## REQUEST
Identify all lines in the listing that include the word "regulations", and copy them out.

## Dataset excerpt

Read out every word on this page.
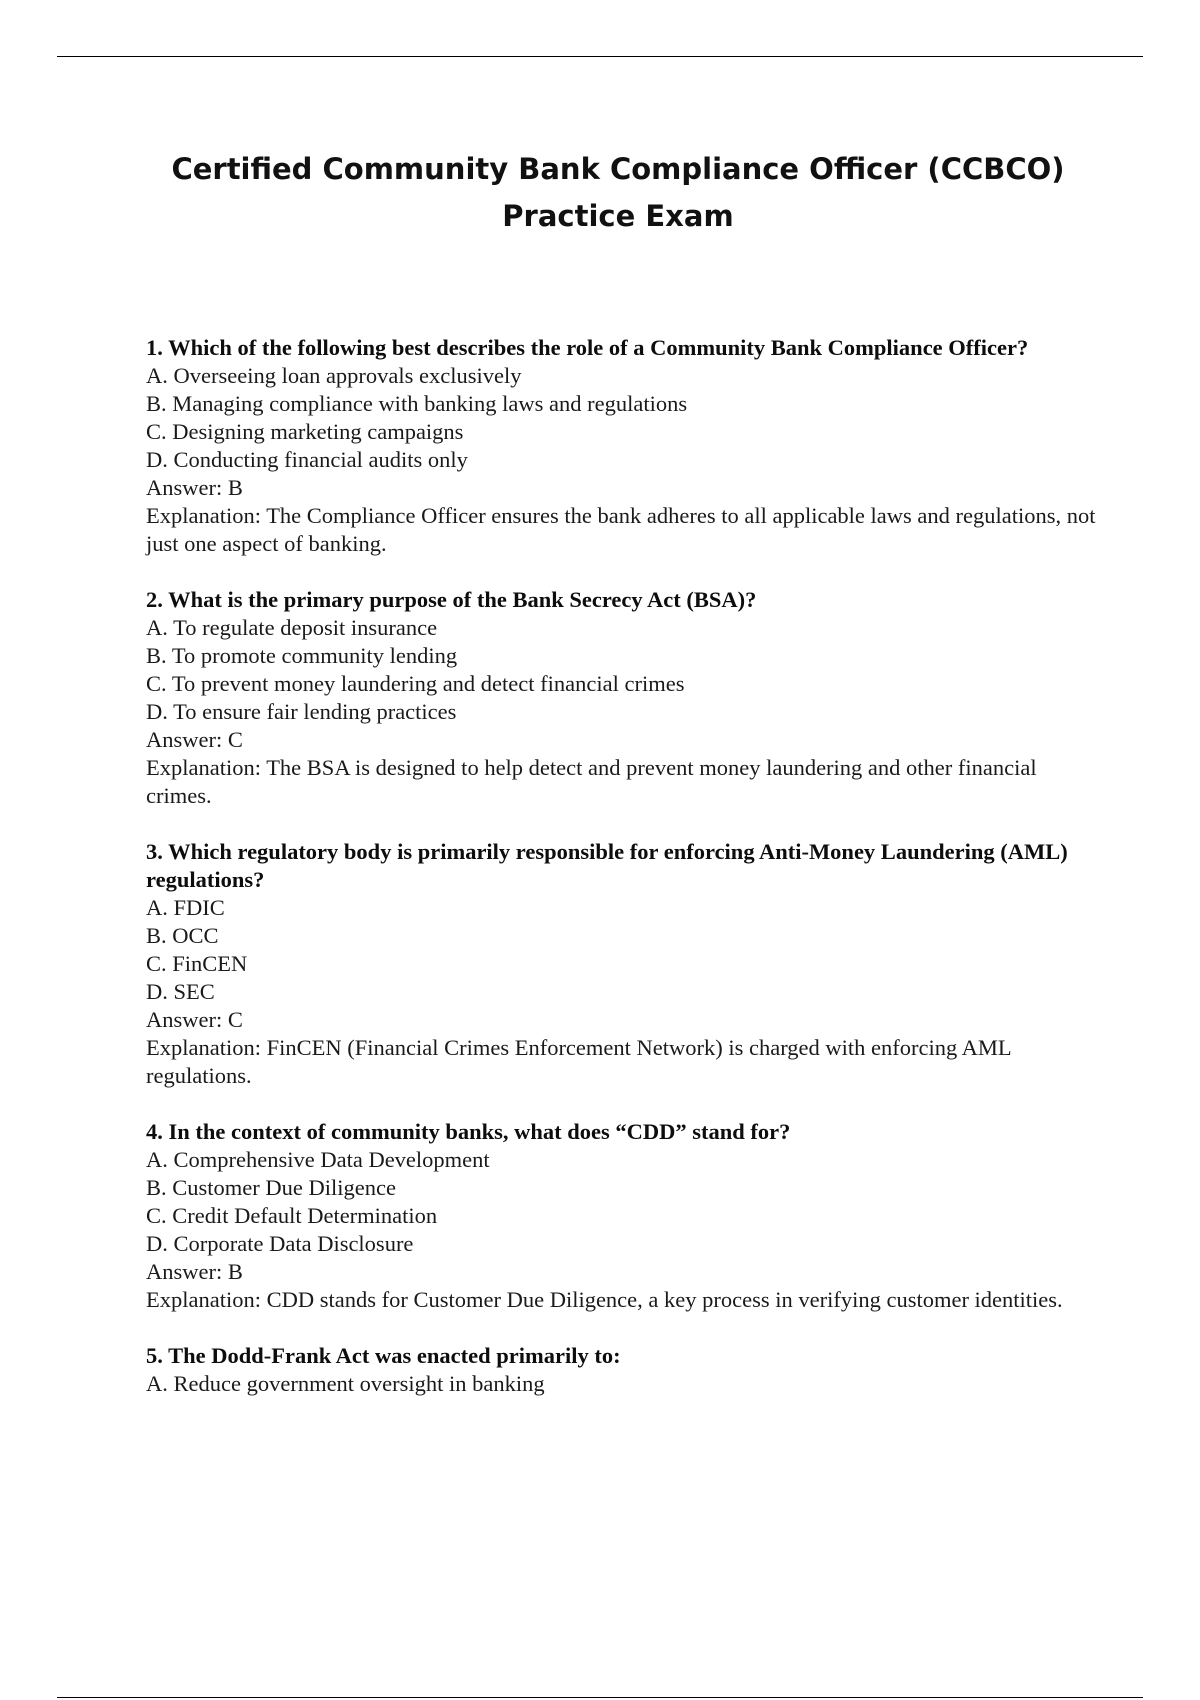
Certified Community Bank Compliance Officer (CCBCO)
Practice Exam
1. Which of the following best describes the role of a Community Bank Compliance Officer?
A. Overseeing loan approvals exclusively
B. Managing compliance with banking laws and regulations
C. Designing marketing campaigns
D. Conducting financial audits only
Answer: B
Explanation: The Compliance Officer ensures the bank adheres to all applicable laws and regulations, not just one aspect of banking.
2. What is the primary purpose of the Bank Secrecy Act (BSA)?
A. To regulate deposit insurance
B. To promote community lending
C. To prevent money laundering and detect financial crimes
D. To ensure fair lending practices
Answer: C
Explanation: The BSA is designed to help detect and prevent money laundering and other financial crimes.
3. Which regulatory body is primarily responsible for enforcing Anti-Money Laundering (AML) regulations?
A. FDIC
B. OCC
C. FinCEN
D. SEC
Answer: C
Explanation: FinCEN (Financial Crimes Enforcement Network) is charged with enforcing AML regulations.
4. In the context of community banks, what does “CDD” stand for?
A. Comprehensive Data Development
B. Customer Due Diligence
C. Credit Default Determination
D. Corporate Data Disclosure
Answer: B
Explanation: CDD stands for Customer Due Diligence, a key process in verifying customer identities.
5. The Dodd-Frank Act was enacted primarily to:
A. Reduce government oversight in banking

## EXPECTED ANSWER
B. Managing compliance with banking laws and regulations
Explanation: The Compliance Officer ensures the bank adheres to all applicable laws and regulations, not just one aspect of banking.
3. Which regulatory body is primarily responsible for enforcing Anti-Money Laundering (AML) regulations?
Explanation: FinCEN (Financial Crimes Enforcement Network) is charged with enforcing AML regulations.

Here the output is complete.